> REQUIREMENT: Please repeat all of the listing exactly.
--- Start of RECORDS TO PROCESS ---
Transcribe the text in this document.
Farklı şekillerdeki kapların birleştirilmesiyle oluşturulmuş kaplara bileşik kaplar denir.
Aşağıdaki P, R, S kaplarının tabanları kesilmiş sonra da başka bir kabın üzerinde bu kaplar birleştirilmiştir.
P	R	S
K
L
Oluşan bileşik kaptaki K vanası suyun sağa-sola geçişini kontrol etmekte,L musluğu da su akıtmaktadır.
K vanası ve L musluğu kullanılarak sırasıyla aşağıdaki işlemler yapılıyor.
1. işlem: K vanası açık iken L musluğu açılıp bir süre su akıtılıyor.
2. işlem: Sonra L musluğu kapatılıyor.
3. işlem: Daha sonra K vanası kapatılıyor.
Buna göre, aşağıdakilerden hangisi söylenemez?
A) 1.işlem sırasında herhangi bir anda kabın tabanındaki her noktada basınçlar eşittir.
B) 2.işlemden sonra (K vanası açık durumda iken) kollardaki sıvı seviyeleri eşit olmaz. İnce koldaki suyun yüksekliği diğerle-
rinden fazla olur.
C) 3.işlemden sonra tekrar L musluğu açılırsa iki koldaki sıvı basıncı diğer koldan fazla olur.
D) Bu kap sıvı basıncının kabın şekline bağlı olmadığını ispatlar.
--- End of RECORDS TO PROCESS ---
> WRITTEN ANSWER:
Transcribe the text in this document.
Farklı şekillerdeki kapların birleştirilmesiyle oluşturulmuş kaplara bileşik kaplar denir.
Aşağıdaki P, R, S kaplarının tabanları kesilmiş sonra da başka bir kabın üzerinde bu kaplar birleştirilmiştir.
P	R	S
K
L
Oluşan bileşik kaptaki K vanası suyun sağa-sola geçişini kontrol etmekte,L musluğu da su akıtmaktadır.
K vanası ve L musluğu kullanılarak sırasıyla aşağıdaki işlemler yapılıyor.
1. işlem: K vanası açık iken L musluğu açılıp bir süre su akıtılıyor.
2. işlem: Sonra L musluğu kapatılıyor.
3. işlem: Daha sonra K vanası kapatılıyor.
Buna göre, aşağıdakilerden hangisi söylenemez?
A) 1.işlem sırasında herhangi bir anda kabın tabanındaki her noktada basınçlar eşittir.
B) 2.işlemden sonra (K vanası açık durumda iken) kollardaki sıvı seviyeleri eşit olmaz. İnce koldaki suyun yüksekliği diğerle-
rinden fazla olur.
C) 3.işlemden sonra tekrar L musluğu açılırsa iki koldaki sıvı basıncı diğer koldan fazla olur.
D) Bu kap sıvı basıncının kabın şekline bağlı olmadığını ispatlar.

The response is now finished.